Dataset items:
■ ■ ■ ■ ■

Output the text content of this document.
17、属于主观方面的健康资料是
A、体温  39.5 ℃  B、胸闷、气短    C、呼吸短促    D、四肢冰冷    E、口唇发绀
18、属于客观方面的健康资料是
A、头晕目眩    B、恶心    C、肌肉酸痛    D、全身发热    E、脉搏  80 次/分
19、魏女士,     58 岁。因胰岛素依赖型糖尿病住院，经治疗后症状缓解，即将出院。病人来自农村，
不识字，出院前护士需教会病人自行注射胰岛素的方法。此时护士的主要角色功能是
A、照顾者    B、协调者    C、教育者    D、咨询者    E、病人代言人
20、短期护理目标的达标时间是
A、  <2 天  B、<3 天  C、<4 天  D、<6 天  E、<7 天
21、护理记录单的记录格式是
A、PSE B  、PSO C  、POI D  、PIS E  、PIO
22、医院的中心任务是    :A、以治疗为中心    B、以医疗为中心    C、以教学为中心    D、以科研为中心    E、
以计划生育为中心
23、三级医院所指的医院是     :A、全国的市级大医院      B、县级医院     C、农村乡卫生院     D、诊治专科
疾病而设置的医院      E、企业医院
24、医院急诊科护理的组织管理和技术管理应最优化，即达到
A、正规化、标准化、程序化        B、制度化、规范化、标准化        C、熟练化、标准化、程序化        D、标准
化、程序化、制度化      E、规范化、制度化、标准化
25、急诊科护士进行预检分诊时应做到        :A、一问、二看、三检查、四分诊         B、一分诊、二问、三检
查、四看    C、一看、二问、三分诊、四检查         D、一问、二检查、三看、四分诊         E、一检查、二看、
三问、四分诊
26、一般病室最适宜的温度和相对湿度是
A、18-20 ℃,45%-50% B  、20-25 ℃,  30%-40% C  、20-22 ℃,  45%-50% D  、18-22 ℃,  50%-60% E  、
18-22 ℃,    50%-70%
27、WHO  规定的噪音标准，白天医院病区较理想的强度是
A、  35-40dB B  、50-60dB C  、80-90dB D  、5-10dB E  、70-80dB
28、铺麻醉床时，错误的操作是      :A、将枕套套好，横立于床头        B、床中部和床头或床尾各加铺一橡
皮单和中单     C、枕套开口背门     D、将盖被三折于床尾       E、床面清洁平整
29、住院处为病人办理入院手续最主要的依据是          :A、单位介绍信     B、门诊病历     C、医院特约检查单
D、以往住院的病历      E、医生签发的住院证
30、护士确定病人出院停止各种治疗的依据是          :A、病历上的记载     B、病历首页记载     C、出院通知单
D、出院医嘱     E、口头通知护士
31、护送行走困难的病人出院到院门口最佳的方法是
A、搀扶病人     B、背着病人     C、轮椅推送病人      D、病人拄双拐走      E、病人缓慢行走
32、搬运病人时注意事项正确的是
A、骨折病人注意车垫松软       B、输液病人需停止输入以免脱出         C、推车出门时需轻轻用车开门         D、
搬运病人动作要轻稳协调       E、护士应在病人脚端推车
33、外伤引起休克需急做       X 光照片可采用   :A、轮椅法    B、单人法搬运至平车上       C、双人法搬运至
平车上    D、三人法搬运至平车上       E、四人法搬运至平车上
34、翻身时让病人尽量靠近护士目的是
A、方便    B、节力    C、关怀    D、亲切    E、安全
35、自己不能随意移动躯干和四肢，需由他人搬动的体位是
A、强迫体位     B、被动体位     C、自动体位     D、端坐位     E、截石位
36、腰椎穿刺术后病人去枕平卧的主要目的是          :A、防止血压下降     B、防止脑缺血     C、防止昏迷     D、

■ ■ ■ ■ ■

■ REQUIREMENTS ■
Give back each line above precisely as it stands.

■ FULL ANSWER ■
Output the text content of this document.
17、属于主观方面的健康资料是
A、体温  39.5 ℃  B、胸闷、气短    C、呼吸短促    D、四肢冰冷    E、口唇发绀
18、属于客观方面的健康资料是
A、头晕目眩    B、恶心    C、肌肉酸痛    D、全身发热    E、脉搏  80 次/分
19、魏女士,     58 岁。因胰岛素依赖型糖尿病住院，经治疗后症状缓解，即将出院。病人来自农村，
不识字，出院前护士需教会病人自行注射胰岛素的方法。此时护士的主要角色功能是
A、照顾者    B、协调者    C、教育者    D、咨询者    E、病人代言人
20、短期护理目标的达标时间是
A、  <2 天  B、<3 天  C、<4 天  D、<6 天  E、<7 天
21、护理记录单的记录格式是
A、PSE B  、PSO C  、POI D  、PIS E  、PIO
22、医院的中心任务是    :A、以治疗为中心    B、以医疗为中心    C、以教学为中心    D、以科研为中心    E、
以计划生育为中心
23、三级医院所指的医院是     :A、全国的市级大医院      B、县级医院     C、农村乡卫生院     D、诊治专科
疾病而设置的医院      E、企业医院
24、医院急诊科护理的组织管理和技术管理应最优化，即达到
A、正规化、标准化、程序化        B、制度化、规范化、标准化        C、熟练化、标准化、程序化        D、标准
化、程序化、制度化      E、规范化、制度化、标准化
25、急诊科护士进行预检分诊时应做到        :A、一问、二看、三检查、四分诊         B、一分诊、二问、三检
查、四看    C、一看、二问、三分诊、四检查         D、一问、二检查、三看、四分诊         E、一检查、二看、
三问、四分诊
26、一般病室最适宜的温度和相对湿度是
A、18-20 ℃,45%-50% B  、20-25 ℃,  30%-40% C  、20-22 ℃,  45%-50% D  、18-22 ℃,  50%-60% E  、
18-22 ℃,    50%-70%
27、WHO  规定的噪音标准，白天医院病区较理想的强度是
A、  35-40dB B  、50-60dB C  、80-90dB D  、5-10dB E  、70-80dB
28、铺麻醉床时，错误的操作是      :A、将枕套套好，横立于床头        B、床中部和床头或床尾各加铺一橡
皮单和中单     C、枕套开口背门     D、将盖被三折于床尾       E、床面清洁平整
29、住院处为病人办理入院手续最主要的依据是          :A、单位介绍信     B、门诊病历     C、医院特约检查单
D、以往住院的病历      E、医生签发的住院证
30、护士确定病人出院停止各种治疗的依据是          :A、病历上的记载     B、病历首页记载     C、出院通知单
D、出院医嘱     E、口头通知护士
31、护送行走困难的病人出院到院门口最佳的方法是
A、搀扶病人     B、背着病人     C、轮椅推送病人      D、病人拄双拐走      E、病人缓慢行走
32、搬运病人时注意事项正确的是
A、骨折病人注意车垫松软       B、输液病人需停止输入以免脱出         C、推车出门时需轻轻用车开门         D、
搬运病人动作要轻稳协调       E、护士应在病人脚端推车
33、外伤引起休克需急做       X 光照片可采用   :A、轮椅法    B、单人法搬运至平车上       C、双人法搬运至
平车上    D、三人法搬运至平车上       E、四人法搬运至平车上
34、翻身时让病人尽量靠近护士目的是
A、方便    B、节力    C、关怀    D、亲切    E、安全
35、自己不能随意移动躯干和四肢，需由他人搬动的体位是
A、强迫体位     B、被动体位     C、自动体位     D、端坐位     E、截石位
36、腰椎穿刺术后病人去枕平卧的主要目的是          :A、防止血压下降     B、防止脑缺血     C、防止昏迷     D、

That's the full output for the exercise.